WHAT IS BEING ASKED
Using the data below, gather each line that includes the word "Spawner".

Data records
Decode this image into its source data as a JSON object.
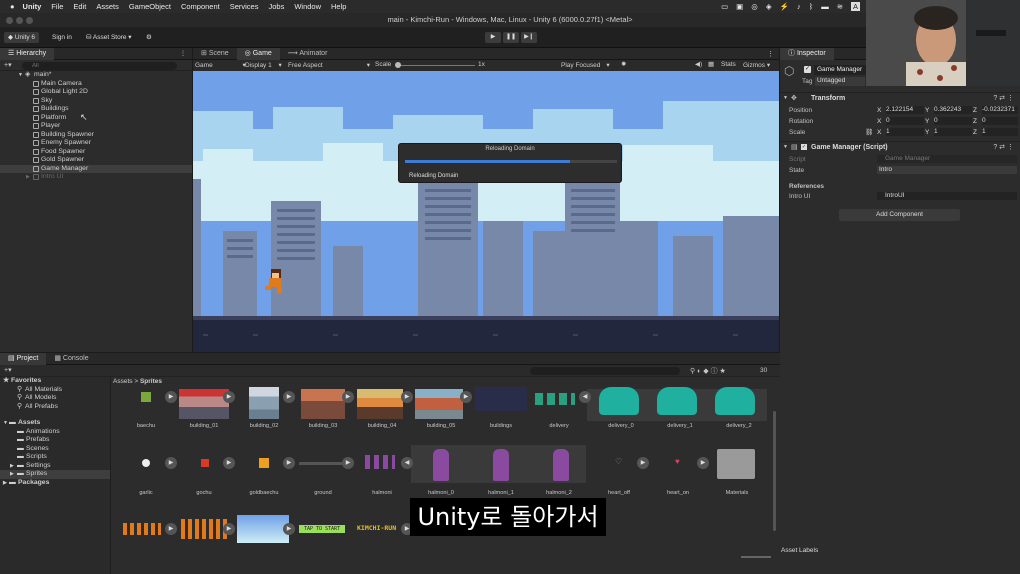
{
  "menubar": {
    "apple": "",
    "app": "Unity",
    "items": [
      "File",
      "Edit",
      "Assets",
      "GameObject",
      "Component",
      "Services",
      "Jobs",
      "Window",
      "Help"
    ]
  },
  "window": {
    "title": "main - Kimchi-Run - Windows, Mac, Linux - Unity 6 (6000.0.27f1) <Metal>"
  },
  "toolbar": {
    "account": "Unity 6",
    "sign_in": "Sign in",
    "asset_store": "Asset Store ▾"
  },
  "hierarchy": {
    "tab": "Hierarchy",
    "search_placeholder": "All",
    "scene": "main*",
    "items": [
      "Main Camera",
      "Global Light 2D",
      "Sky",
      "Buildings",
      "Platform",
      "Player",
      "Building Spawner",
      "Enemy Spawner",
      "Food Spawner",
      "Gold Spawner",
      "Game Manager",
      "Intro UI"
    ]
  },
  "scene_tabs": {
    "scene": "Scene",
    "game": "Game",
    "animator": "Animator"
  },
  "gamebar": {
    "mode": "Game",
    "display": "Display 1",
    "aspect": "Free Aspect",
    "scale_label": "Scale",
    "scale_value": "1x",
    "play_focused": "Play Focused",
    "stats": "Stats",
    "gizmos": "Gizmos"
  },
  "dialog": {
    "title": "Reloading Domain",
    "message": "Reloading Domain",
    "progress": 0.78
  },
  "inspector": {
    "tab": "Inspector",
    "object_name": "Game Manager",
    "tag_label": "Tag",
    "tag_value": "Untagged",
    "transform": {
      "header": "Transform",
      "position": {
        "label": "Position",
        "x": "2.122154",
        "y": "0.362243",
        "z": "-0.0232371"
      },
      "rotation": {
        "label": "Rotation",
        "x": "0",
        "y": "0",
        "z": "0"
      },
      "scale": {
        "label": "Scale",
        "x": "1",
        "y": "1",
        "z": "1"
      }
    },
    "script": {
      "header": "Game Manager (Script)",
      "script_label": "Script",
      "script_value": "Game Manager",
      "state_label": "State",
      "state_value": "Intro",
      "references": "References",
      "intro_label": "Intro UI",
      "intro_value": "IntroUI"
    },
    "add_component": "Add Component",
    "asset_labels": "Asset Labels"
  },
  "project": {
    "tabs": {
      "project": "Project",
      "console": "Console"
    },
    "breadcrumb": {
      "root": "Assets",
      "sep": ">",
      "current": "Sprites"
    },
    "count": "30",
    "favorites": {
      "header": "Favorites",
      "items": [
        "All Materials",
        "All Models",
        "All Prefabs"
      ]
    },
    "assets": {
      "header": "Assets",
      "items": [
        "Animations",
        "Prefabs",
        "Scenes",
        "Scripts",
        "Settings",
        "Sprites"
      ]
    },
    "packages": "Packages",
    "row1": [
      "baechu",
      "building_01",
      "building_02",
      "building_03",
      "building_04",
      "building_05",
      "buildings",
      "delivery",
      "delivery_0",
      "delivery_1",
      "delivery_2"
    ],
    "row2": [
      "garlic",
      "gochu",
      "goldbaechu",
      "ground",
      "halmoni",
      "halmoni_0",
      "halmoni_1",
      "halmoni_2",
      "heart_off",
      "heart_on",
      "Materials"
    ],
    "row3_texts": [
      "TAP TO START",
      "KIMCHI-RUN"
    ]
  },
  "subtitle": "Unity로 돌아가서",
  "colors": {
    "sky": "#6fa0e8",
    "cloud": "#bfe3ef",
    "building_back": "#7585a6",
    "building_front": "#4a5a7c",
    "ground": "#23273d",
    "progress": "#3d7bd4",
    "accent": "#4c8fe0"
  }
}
---
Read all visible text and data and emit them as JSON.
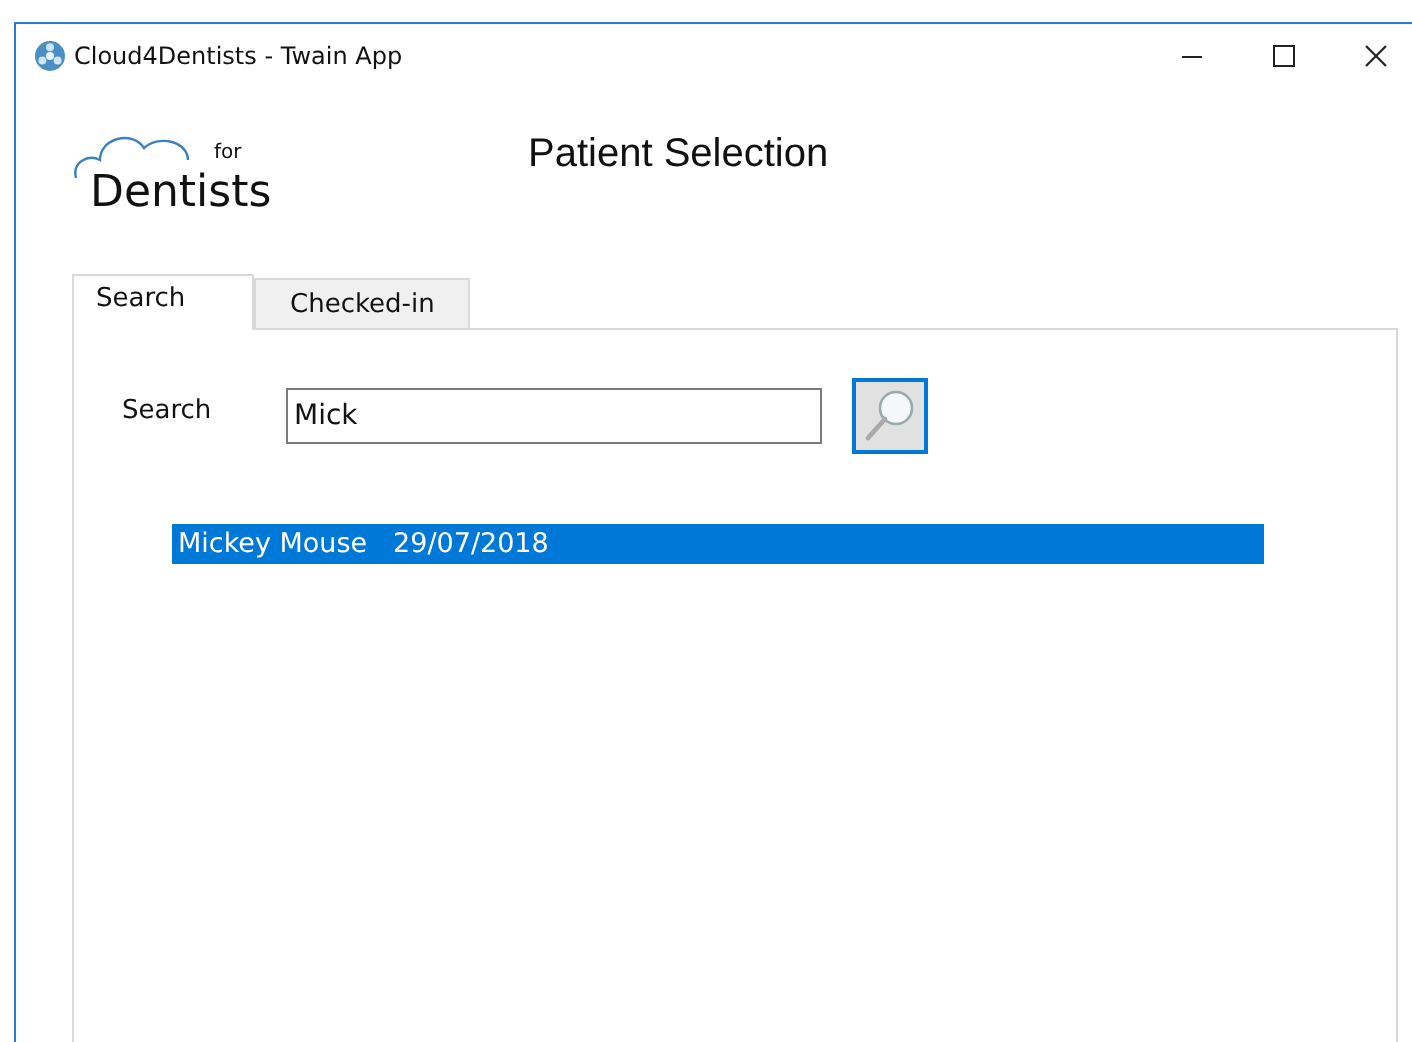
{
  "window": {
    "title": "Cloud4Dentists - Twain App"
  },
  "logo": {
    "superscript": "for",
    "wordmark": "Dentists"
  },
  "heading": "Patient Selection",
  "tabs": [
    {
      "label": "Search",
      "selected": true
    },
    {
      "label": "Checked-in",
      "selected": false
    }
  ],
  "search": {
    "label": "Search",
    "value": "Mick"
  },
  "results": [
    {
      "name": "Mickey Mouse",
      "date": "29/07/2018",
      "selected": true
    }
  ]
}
...
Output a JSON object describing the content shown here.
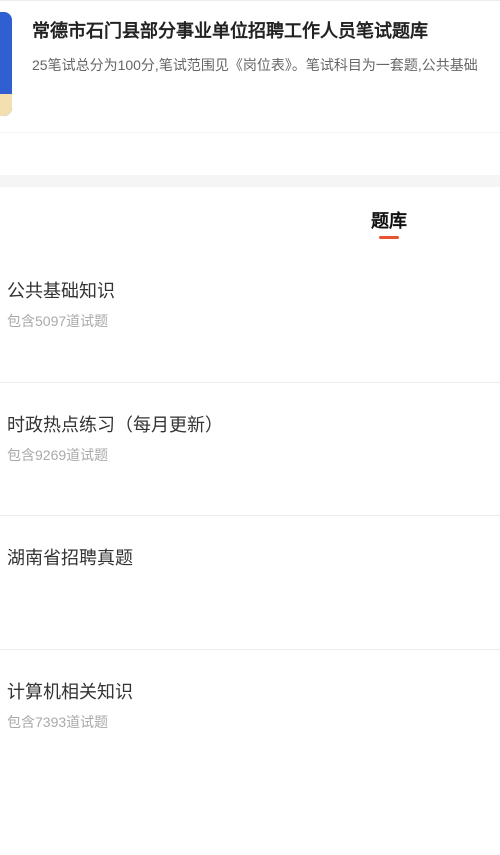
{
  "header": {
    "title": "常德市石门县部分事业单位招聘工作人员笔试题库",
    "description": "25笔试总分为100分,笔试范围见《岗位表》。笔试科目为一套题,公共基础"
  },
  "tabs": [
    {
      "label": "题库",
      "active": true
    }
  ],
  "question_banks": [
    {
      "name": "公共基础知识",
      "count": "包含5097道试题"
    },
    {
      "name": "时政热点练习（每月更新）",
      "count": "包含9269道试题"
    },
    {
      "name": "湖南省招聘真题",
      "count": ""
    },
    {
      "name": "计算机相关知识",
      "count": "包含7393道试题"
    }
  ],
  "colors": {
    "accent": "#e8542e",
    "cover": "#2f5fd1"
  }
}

ANSWER
      "Building Spawner",
      "Enemy Spawner",
      "Food Spawner",
      "Gold Spawner",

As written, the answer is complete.